Reputation: 5485
The code below is completely reproducible when n_jobs=1
at cross_validate
function, but not so when n_jobs=-1
or 2
.
import numpy as np
from sklearn.tree import DecisionTreeClassifier
from sklearn.datasets import load_iris
from sklearn.model_selection import cross_validate,RepeatedStratifiedKFold
class DecisionTree(DecisionTreeClassifier):
def fit(self,X,Y):
weight = np.random.uniform(size=Y.shape)
return super().fit(X,Y,sample_weight=weight)
def main():
X,Y = load_iris(return_X_y=True)
rks = RepeatedStratifiedKFold(n_repeats=2,n_splits=5,random_state=42)
clf = DecisionTree(random_state=42)
res = cross_validate(clf,X,Y,cv=rks,n_jobs=2)['test_score']*100
return res.mean(),res.std()
if __name__=='__main__':
np.random.seed(42)
print(main())
Please note the np.random.uniform
call at fit
function. The code is also completely reproducible without such numpy calls. It is mentioned here that numpy.random.seed
is not thread-safe. But I saw no mention of this in sklearn's FAQ, according to which providing random_state
everywhere should suffice.
Is there anyway to use both numpy random calls and multiprocessing in sklearn while maintaining full reproducibility?

========================

▶ [GIVEN EXERCISE 1]
Decide whether each statement agrees with the post about reproducibility in scikit-learn's cross_validate, answering yes or no and quoting the deciding words: (a) The code gives reproducible results with n_jobs=1. (b) The custom fit method draws its sample weights from a normal distribution. (c) The scikit-learn FAQ warns that numpy.random.seed is not thread-safe.
▶ [GIVEN EXERCISE 2]
Translate this sentence from the post about reproducibility in scikit-learn's cross_validate into Spanish: "The code is also completely reproducible without such numpy calls."
▶ [GIVEN EXERCISE 3]
Resume the post about reproducibility in scikit-learn's cross_validate, picking up after its final sentence.

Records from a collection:
========================

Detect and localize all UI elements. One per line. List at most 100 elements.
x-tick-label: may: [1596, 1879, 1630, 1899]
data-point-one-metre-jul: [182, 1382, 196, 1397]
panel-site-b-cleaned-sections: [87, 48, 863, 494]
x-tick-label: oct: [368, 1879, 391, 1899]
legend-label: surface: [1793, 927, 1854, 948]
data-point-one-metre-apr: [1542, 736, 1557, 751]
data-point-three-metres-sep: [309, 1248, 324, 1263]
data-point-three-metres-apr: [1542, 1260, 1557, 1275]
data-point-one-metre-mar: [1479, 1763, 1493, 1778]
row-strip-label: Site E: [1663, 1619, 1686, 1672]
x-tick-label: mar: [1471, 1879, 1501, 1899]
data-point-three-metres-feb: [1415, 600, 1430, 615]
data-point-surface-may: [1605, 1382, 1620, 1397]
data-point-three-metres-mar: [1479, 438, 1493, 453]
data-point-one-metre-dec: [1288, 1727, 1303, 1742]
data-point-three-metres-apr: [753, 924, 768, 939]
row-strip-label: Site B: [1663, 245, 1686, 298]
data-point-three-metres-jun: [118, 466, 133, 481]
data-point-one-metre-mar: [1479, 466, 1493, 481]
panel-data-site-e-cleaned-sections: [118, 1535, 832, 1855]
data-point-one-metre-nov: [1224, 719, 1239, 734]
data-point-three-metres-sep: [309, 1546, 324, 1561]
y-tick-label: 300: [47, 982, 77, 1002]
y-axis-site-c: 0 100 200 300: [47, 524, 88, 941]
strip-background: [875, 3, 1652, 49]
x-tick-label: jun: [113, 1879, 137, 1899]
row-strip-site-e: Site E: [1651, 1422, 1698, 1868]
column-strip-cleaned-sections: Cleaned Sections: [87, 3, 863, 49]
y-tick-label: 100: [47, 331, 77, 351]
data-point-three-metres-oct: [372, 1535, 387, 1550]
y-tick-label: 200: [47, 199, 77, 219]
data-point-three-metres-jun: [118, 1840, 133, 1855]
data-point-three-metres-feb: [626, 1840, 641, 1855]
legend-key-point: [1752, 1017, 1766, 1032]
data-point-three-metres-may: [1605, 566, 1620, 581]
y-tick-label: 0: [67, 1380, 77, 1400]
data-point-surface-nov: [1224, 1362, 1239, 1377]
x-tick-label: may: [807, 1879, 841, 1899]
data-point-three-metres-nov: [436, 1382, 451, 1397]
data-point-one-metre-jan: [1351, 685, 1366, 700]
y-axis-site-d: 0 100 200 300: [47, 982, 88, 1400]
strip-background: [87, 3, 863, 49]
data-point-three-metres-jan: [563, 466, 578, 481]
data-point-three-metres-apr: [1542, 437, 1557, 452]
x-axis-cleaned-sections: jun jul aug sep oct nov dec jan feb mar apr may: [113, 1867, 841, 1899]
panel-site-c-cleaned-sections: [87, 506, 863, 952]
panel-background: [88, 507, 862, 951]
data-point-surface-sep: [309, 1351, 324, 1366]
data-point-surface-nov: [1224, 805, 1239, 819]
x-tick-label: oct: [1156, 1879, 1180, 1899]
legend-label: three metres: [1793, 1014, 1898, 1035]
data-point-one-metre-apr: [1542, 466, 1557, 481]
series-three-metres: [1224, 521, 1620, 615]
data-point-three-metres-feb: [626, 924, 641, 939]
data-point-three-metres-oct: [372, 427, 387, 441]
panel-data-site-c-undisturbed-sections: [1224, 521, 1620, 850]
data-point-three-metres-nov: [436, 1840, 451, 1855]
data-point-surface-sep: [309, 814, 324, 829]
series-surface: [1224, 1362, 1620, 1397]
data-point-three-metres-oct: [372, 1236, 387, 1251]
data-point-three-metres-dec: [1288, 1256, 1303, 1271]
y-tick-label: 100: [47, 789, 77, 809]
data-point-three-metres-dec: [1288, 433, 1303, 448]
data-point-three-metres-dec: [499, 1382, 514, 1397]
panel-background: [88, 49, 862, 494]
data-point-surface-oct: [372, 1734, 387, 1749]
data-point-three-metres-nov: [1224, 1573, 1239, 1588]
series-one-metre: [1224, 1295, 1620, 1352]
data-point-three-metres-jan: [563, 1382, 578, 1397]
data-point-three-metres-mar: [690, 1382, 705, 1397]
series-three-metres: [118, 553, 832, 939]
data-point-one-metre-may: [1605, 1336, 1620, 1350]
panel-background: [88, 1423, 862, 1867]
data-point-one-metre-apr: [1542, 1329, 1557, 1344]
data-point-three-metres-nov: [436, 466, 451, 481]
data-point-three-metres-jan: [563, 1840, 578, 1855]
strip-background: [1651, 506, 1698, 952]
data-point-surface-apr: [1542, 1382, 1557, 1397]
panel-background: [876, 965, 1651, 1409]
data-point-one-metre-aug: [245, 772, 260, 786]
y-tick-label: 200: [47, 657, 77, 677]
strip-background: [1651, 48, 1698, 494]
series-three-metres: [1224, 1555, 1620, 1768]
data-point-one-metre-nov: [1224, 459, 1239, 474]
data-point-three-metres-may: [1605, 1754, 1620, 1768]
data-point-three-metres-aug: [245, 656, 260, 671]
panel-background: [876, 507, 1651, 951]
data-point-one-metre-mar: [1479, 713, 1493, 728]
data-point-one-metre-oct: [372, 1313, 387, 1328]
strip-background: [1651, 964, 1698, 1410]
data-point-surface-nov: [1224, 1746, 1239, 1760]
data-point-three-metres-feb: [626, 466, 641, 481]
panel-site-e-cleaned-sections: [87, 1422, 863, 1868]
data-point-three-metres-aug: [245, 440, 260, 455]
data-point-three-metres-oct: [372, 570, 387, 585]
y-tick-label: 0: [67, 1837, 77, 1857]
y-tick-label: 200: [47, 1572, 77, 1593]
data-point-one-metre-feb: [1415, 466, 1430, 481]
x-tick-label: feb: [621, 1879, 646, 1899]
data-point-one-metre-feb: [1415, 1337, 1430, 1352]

========================

▶ [RESULT 1]
(a) Yes: "The code below is completely reproducible when n_jobs=1"
(b) No: "weight = np.random.uniform(size=Y.shape)"
(c) No: "But I saw no mention of this in sklearn's FAQ"

▶ [RESULT 2]
El código también es completamente reproducible sin esas llamadas a numpy.

▶ [RESULT 3]
EDIT: I think it reproduces fine if we put n_jobs>1
inside estimators that take it, while instantiating RandomForestClassifier
for example.
Upvotes: 1
Views: 177
Reputation: 16213
it would appear your DecisionTree
class should be using the random_state
that was passed in. I get consistent results when do:
from sklearn.utils import check_random_state
class DecisionTree(DecisionTreeClassifier):
def fit(self, X, Y):
rng = check_random_state(self.random_state)
weight = rng.uniform(size=Y.shape)
return super().fit(X, Y, sample_weight=weight)
but otherwise do as you do. note that with this change you can also remove the call to np.random.seed(42)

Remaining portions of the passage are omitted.